AIM OF THE TASK: Go through the material and pull out every line with the string "náramky" in it.

MATERIAL FOR THIS EXERCISE:
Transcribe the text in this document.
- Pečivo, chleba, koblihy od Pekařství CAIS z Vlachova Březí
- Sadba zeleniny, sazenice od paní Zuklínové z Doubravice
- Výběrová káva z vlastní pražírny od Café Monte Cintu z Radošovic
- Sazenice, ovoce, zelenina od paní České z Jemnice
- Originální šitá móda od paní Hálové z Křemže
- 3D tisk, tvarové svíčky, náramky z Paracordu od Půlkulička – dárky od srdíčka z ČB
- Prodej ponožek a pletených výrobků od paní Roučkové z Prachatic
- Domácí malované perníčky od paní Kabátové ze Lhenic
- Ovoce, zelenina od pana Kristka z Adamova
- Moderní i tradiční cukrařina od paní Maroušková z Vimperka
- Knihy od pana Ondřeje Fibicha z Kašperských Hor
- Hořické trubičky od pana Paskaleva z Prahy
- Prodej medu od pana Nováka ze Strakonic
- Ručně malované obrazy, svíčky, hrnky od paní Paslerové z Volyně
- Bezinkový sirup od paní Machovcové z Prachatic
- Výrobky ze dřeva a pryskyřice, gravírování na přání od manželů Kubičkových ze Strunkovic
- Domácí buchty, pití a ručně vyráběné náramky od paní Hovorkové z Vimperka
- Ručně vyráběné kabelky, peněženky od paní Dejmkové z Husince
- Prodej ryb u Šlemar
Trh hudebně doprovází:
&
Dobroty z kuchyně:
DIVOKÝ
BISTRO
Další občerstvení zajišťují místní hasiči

SOLUTION FOR THIS TASK:
- 3D tisk, tvarové svíčky, náramky z Paracordu od Půlkulička – dárky od srdíčka z ČB
- Domácí buchty, pití a ručně vyráběné náramky od paní Hovorkové z Vimperka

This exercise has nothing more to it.